**The exercise:**
All lines from the one containing "Give me a plain-text" through the final line of the records below should be reproduced exactly, with the pictures left out.

**Records supplied:**

- - -

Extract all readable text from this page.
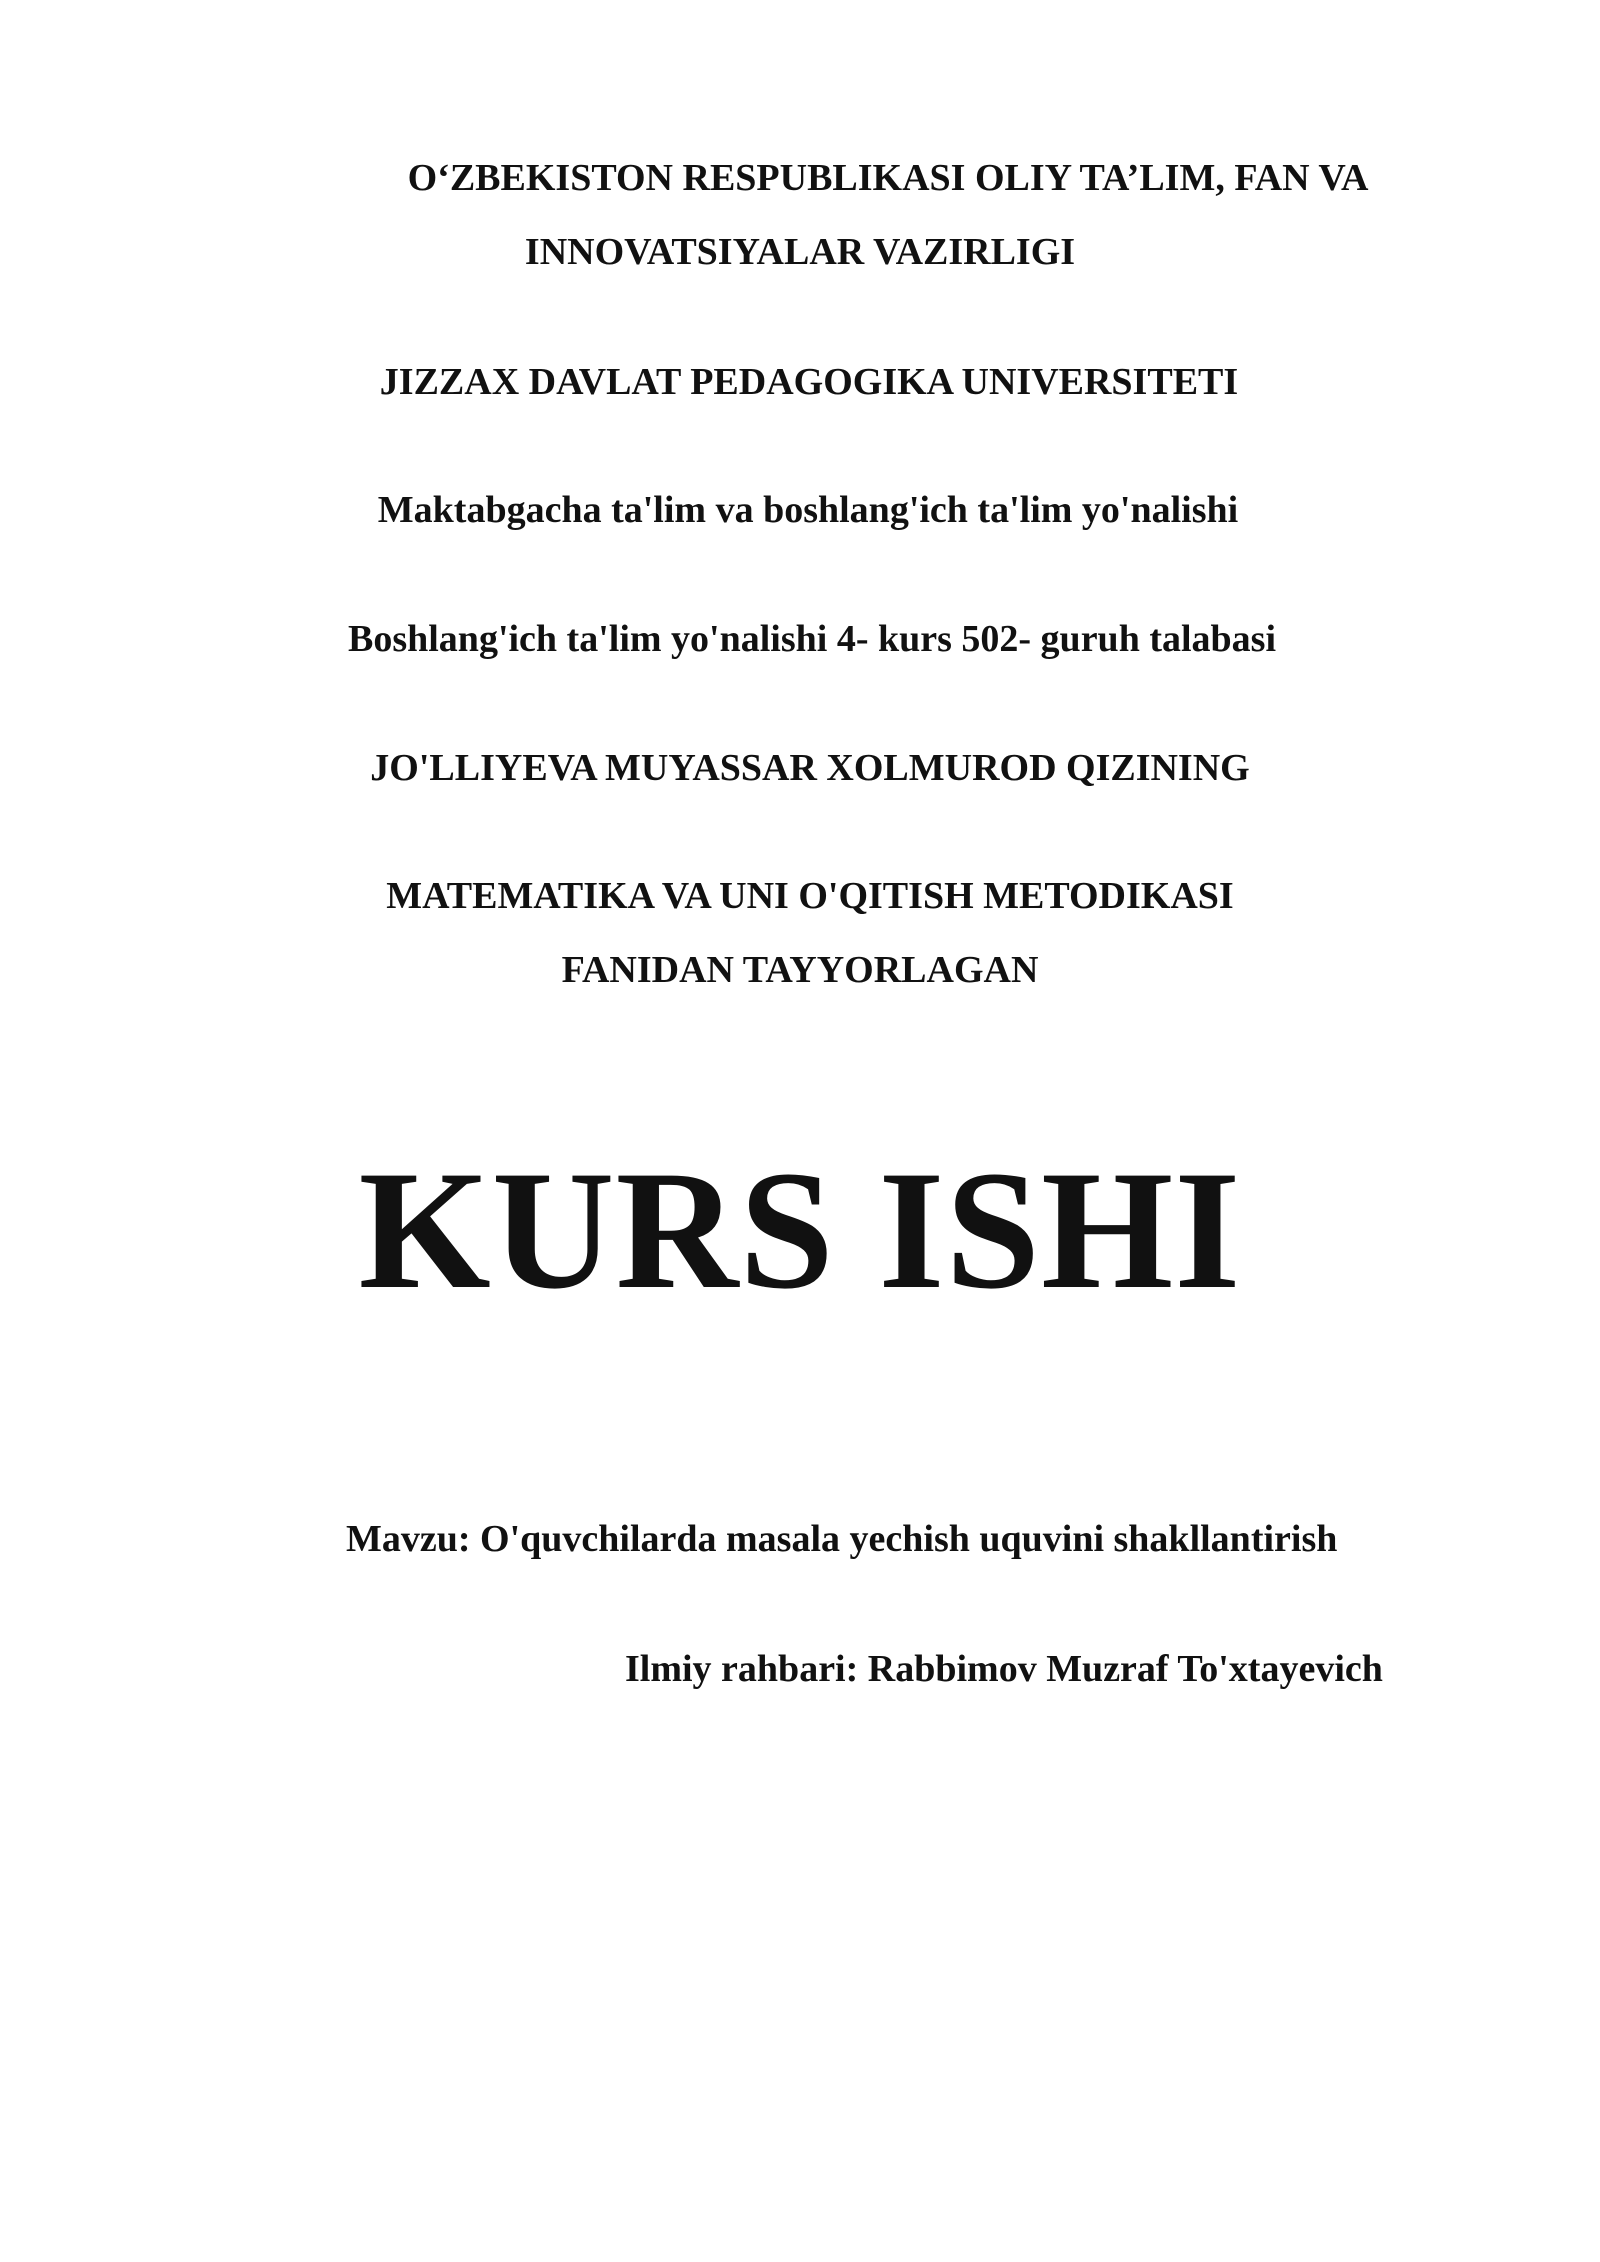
O‘ZBEKISTON RESPUBLIKASI OLIY TA’LIM, FAN VA
INNOVATSIYALAR VAZIRLIGI
JIZZAX DAVLAT PEDAGOGIKA UNIVERSITETI
Maktabgacha ta'lim va boshlang'ich ta'lim yo'nalishi
Boshlang'ich ta'lim yo'nalishi 4- kurs 502- guruh talabasi
JO'LLIYEVA MUYASSAR XOLMUROD QIZINING
MATEMATIKA VA UNI O'QITISH METODIKASI
FANIDAN TAYYORLAGAN
KURS ISHI
Mavzu: O'quvchilarda masala yechish uquvini shakllantirish
Ilmiy rahbari: Rabbimov Muzraf To'xtayevich
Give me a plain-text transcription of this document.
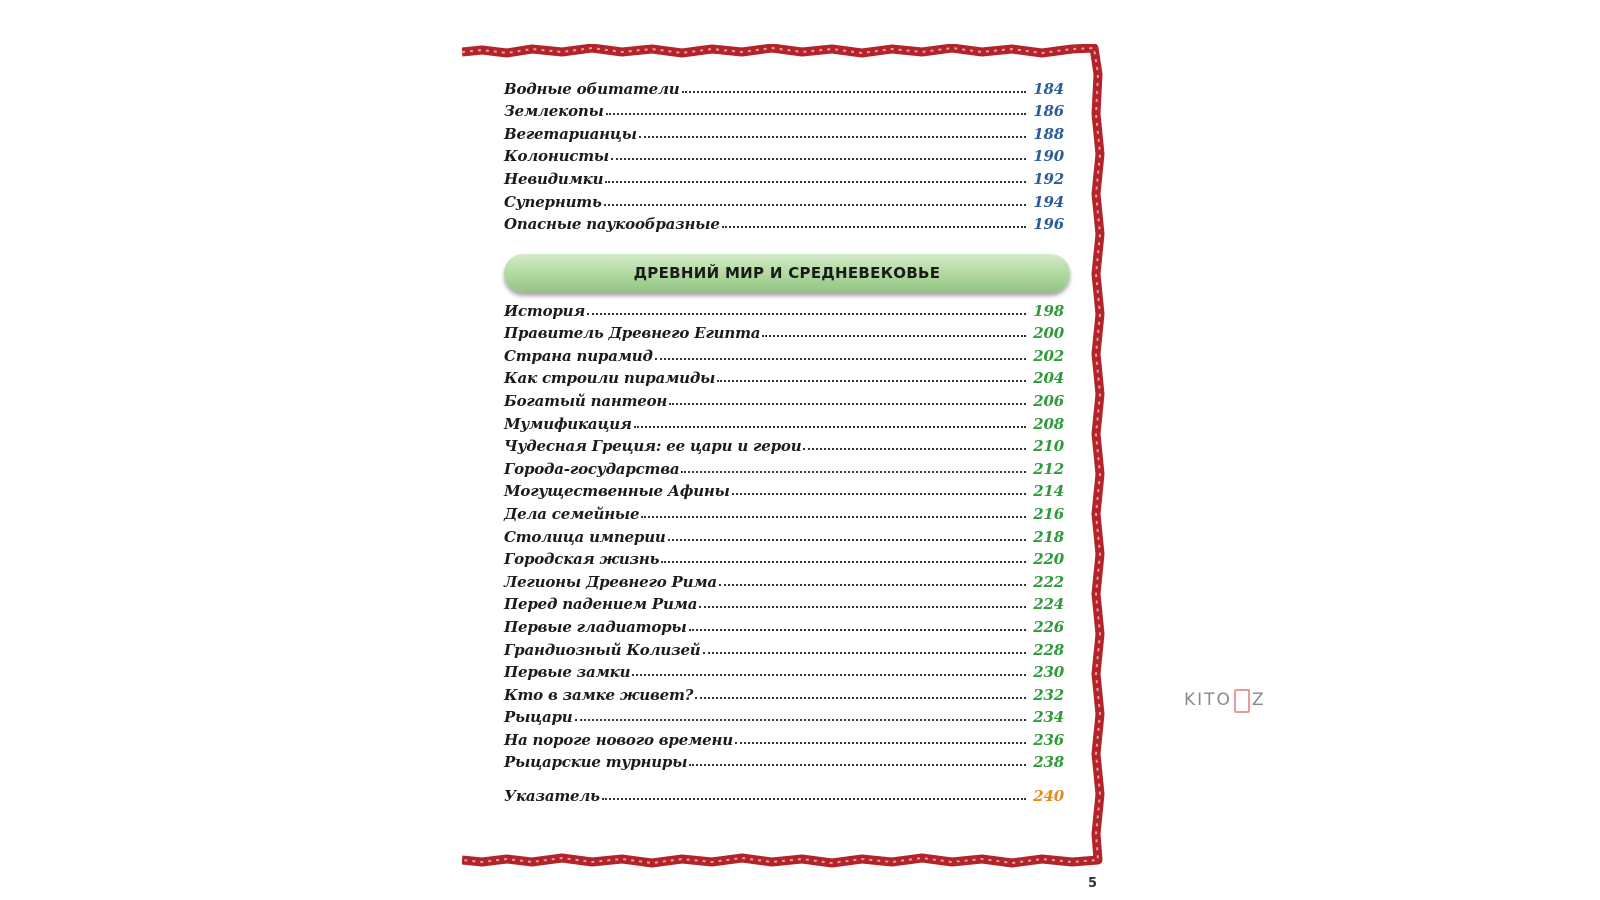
Водные обитатели	184
Землекопы	186
Вегетарианцы	188
Колонисты	190
Невидимки	192
Супернить	194
Опасные паукообразные	196
ДРЕВНИЙ МИР И СРЕДНЕВЕКОВЬЕ
История	198
Правитель Древнего Египта	200
Страна пирамид	202
Как строили пирамиды	204
Богатый пантеон	206
Мумификация	208
Чудесная Греция: ее цари и герои	210
Города-государства	212
Могущественные Афины	214
Дела семейные	216
Столица империи	218
Городская жизнь	220
Легионы Древнего Рима	222
Перед падением Рима	224
Первые гладиаторы	226
Грандиозный Колизей	228
Первые замки	230
Кто в замке живет?	232
Рыцари	234
На пороге нового времени	236
Рыцарские турниры	238
Указатель	240
5
KITO Z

- - -

**Result of the exercise:**
Give me a plain-text transcription of this document.
Водные обитатели	184
Землекопы	186
Вегетарианцы	188
Колонисты	190
Невидимки	192
Супернить	194
Опасные паукообразные	196
ДРЕВНИЙ МИР И СРЕДНЕВЕКОВЬЕ
История	198
Правитель Древнего Египта	200
Страна пирамид	202
Как строили пирамиды	204
Богатый пантеон	206
Мумификация	208
Чудесная Греция: ее цари и герои	210
Города-государства	212
Могущественные Афины	214
Дела семейные	216
Столица империи	218
Городская жизнь	220
Легионы Древнего Рима	222
Перед падением Рима	224
Первые гладиаторы	226
Грандиозный Колизей	228
Первые замки	230
Кто в замке живет?	232
Рыцари	234
На пороге нового времени	236
Рыцарские турниры	238
Указатель	240
5
KITO Z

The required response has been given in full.